[Data entries]

============

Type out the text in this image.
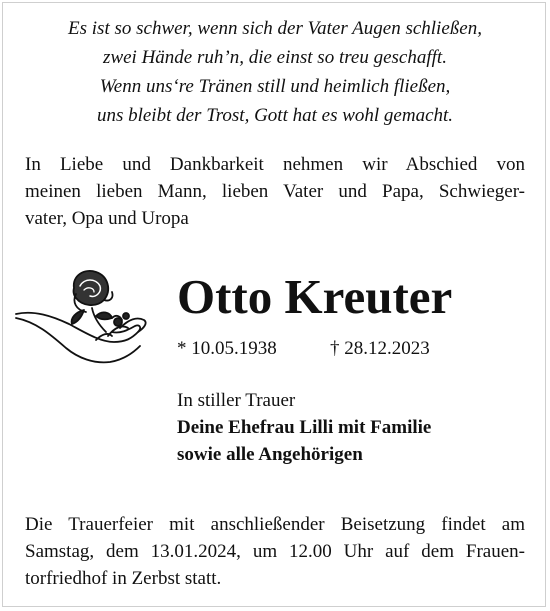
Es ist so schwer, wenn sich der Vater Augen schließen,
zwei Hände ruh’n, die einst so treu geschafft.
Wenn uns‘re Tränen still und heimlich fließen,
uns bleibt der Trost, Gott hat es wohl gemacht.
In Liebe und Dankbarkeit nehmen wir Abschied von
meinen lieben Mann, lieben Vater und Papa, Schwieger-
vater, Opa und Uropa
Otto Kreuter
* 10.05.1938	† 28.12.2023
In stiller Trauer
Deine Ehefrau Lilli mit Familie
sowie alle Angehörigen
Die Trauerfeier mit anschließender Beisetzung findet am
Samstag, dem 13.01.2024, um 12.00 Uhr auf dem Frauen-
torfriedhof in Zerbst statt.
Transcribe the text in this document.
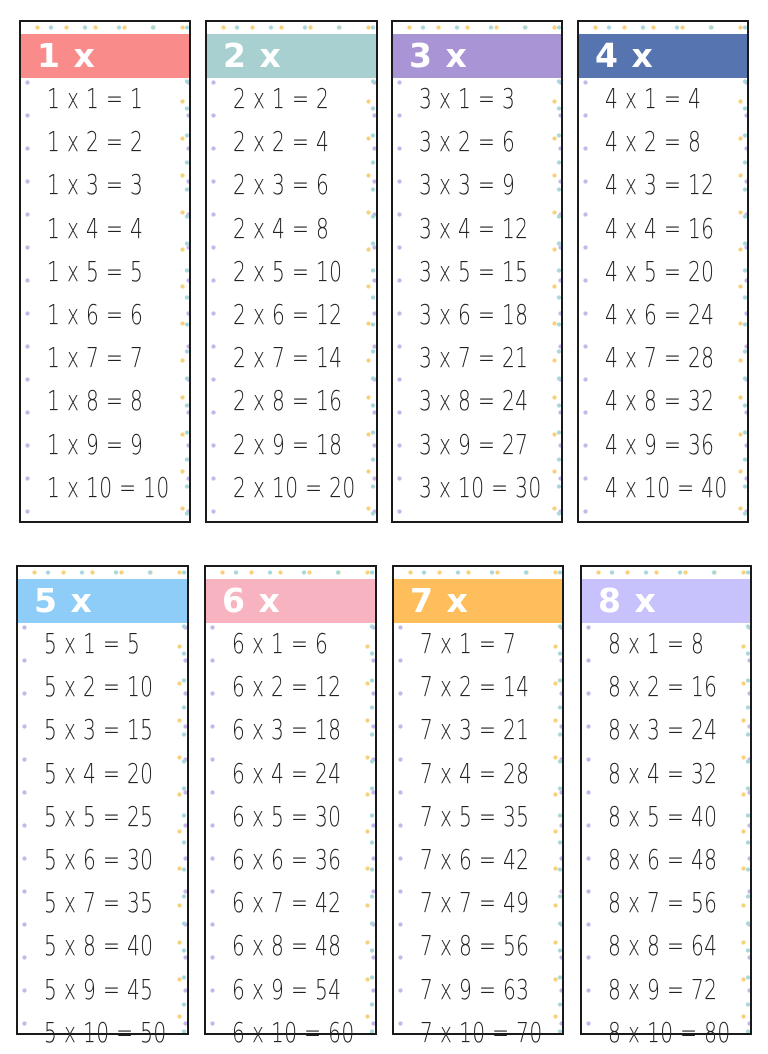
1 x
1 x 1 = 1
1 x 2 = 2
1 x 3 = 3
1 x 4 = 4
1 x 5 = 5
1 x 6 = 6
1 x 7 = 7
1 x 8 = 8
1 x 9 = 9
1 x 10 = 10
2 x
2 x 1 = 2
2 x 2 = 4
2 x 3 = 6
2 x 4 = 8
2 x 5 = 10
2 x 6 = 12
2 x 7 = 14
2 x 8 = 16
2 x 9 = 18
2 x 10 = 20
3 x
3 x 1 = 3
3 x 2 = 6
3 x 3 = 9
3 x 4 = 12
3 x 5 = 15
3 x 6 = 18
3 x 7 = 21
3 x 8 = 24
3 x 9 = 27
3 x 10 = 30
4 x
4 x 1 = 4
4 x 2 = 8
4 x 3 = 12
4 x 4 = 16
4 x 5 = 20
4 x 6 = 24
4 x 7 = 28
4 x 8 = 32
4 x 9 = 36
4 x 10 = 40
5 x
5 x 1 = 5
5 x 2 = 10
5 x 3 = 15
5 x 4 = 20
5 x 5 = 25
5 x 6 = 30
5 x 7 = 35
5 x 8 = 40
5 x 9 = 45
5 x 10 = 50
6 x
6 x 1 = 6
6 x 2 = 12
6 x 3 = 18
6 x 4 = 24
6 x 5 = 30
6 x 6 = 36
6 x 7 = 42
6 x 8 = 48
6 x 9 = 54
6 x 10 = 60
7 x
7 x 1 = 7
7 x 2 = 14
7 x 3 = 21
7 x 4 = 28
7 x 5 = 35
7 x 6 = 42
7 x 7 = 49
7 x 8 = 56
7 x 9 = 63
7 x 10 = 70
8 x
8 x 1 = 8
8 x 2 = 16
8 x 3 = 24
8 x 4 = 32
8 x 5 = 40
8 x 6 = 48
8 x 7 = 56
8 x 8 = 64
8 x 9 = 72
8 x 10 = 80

============

What you are asked to do
Write out exactly the lines from the one containing "Transcribe the text in this document." to the last line of the records above, both included, and leave out any pictures.

Finished answer
Transcribe the text in this document.
1 x
1 x 1 = 1
1 x 2 = 2
1 x 3 = 3
1 x 4 = 4
1 x 5 = 5
1 x 6 = 6
1 x 7 = 7
1 x 8 = 8
1 x 9 = 9
1 x 10 = 10
2 x
2 x 1 = 2
2 x 2 = 4
2 x 3 = 6
2 x 4 = 8
2 x 5 = 10
2 x 6 = 12
2 x 7 = 14
2 x 8 = 16
2 x 9 = 18
2 x 10 = 20
3 x
3 x 1 = 3
3 x 2 = 6
3 x 3 = 9
3 x 4 = 12
3 x 5 = 15
3 x 6 = 18
3 x 7 = 21
3 x 8 = 24
3 x 9 = 27
3 x 10 = 30
4 x
4 x 1 = 4
4 x 2 = 8
4 x 3 = 12
4 x 4 = 16
4 x 5 = 20
4 x 6 = 24
4 x 7 = 28
4 x 8 = 32
4 x 9 = 36
4 x 10 = 40
5 x
5 x 1 = 5
5 x 2 = 10
5 x 3 = 15
5 x 4 = 20
5 x 5 = 25
5 x 6 = 30
5 x 7 = 35
5 x 8 = 40
5 x 9 = 45
5 x 10 = 50
6 x
6 x 1 = 6
6 x 2 = 12
6 x 3 = 18
6 x 4 = 24
6 x 5 = 30
6 x 6 = 36
6 x 7 = 42
6 x 8 = 48
6 x 9 = 54
6 x 10 = 60
7 x
7 x 1 = 7
7 x 2 = 14
7 x 3 = 21
7 x 4 = 28
7 x 5 = 35
7 x 6 = 42
7 x 7 = 49
7 x 8 = 56
7 x 9 = 63
7 x 10 = 70
8 x
8 x 1 = 8
8 x 2 = 16
8 x 3 = 24
8 x 4 = 32
8 x 5 = 40
8 x 6 = 48
8 x 7 = 56
8 x 8 = 64
8 x 9 = 72
8 x 10 = 80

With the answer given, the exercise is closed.